Extracted records ▸
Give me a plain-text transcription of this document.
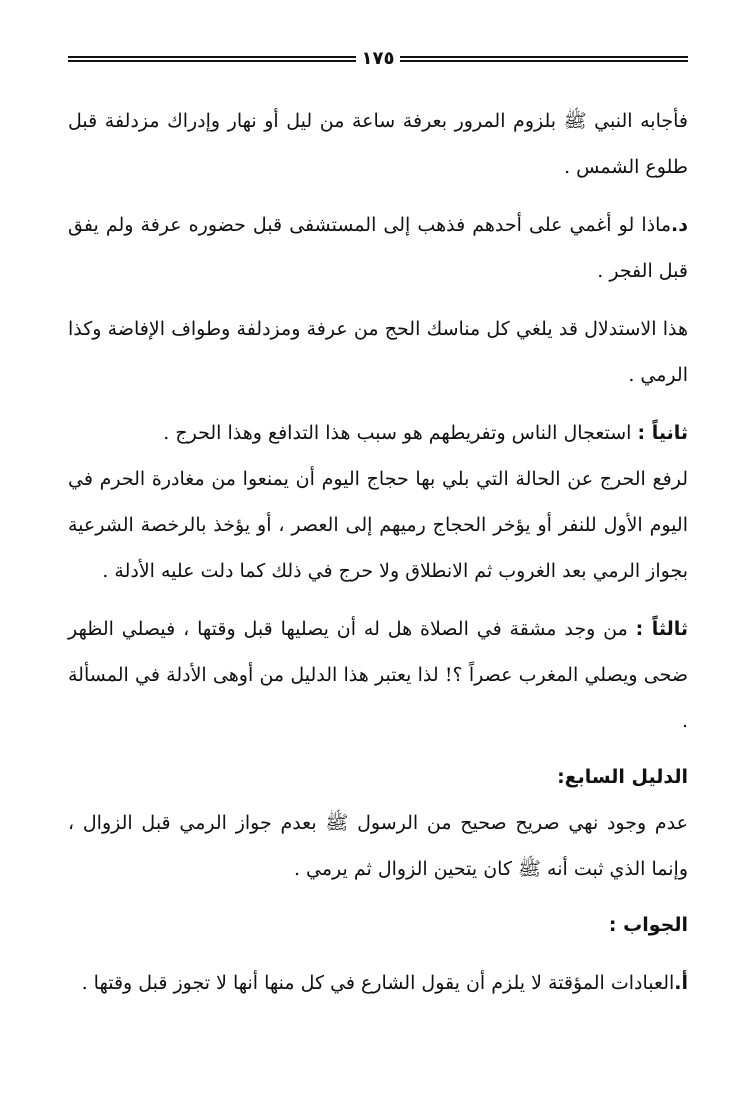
١٧٥

فأجابه النبي ﷺ بلزوم المرور بعرفة ساعة من ليل أو نهار وإدراك مزدلفة قبل طلوع الشمس .

د.ماذا لو أغمي على أحدهم فذهب إلى المستشفى قبل حضوره عرفة ولم يفق قبل الفجر .

هذا الاستدلال قد يلغي كل مناسك الحج من عرفة ومزدلفة وطواف الإفاضة وكذا الرمي .

ثانياً : استعجال الناس وتفريطهم هو سبب هذا التدافع وهذا الحرج .

لرفع الحرج عن الحالة التي بلي بها حجاج اليوم أن يمنعوا من مغادرة الحرم في اليوم الأول للنفر أو يؤخر الحجاج رميهم إلى العصر ، أو يؤخذ بالرخصة الشرعية بجواز الرمي بعد الغروب ثم الانطلاق ولا حرج في ذلك كما دلت عليه الأدلة .

ثالثاً : من وجد مشقة في الصلاة هل له أن يصليها قبل وقتها ، فيصلي الظهر ضحى ويصلي المغرب عصراً ؟! لذا يعتبر هذا الدليل من أوهى الأدلة في المسألة .

الدليل السابع:

عدم وجود نهي صريح صحيح من الرسول ﷺ بعدم جواز الرمي قبل الزوال ، وإنما الذي ثبت أنه ﷺ كان يتحين الزوال ثم يرمي .

الجواب :

أ.العبادات المؤقتة لا يلزم أن يقول الشارع في كل منها أنها لا تجوز قبل وقتها .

Written instruction ▸
Repeat each entry above word for word, leaving every picture out.

Worked answer ▸
Give me a plain-text transcription of this document.
١٧٥

فأجابه النبي ﷺ بلزوم المرور بعرفة ساعة من ليل أو نهار وإدراك مزدلفة قبل طلوع الشمس .

د.ماذا لو أغمي على أحدهم فذهب إلى المستشفى قبل حضوره عرفة ولم يفق قبل الفجر .

هذا الاستدلال قد يلغي كل مناسك الحج من عرفة ومزدلفة وطواف الإفاضة وكذا الرمي .

ثانياً : استعجال الناس وتفريطهم هو سبب هذا التدافع وهذا الحرج .

لرفع الحرج عن الحالة التي بلي بها حجاج اليوم أن يمنعوا من مغادرة الحرم في اليوم الأول للنفر أو يؤخر الحجاج رميهم إلى العصر ، أو يؤخذ بالرخصة الشرعية بجواز الرمي بعد الغروب ثم الانطلاق ولا حرج في ذلك كما دلت عليه الأدلة .

ثالثاً : من وجد مشقة في الصلاة هل له أن يصليها قبل وقتها ، فيصلي الظهر ضحى ويصلي المغرب عصراً ؟! لذا يعتبر هذا الدليل من أوهى الأدلة في المسألة .

الدليل السابع:

عدم وجود نهي صريح صحيح من الرسول ﷺ بعدم جواز الرمي قبل الزوال ، وإنما الذي ثبت أنه ﷺ كان يتحين الزوال ثم يرمي .

الجواب :

أ.العبادات المؤقتة لا يلزم أن يقول الشارع في كل منها أنها لا تجوز قبل وقتها .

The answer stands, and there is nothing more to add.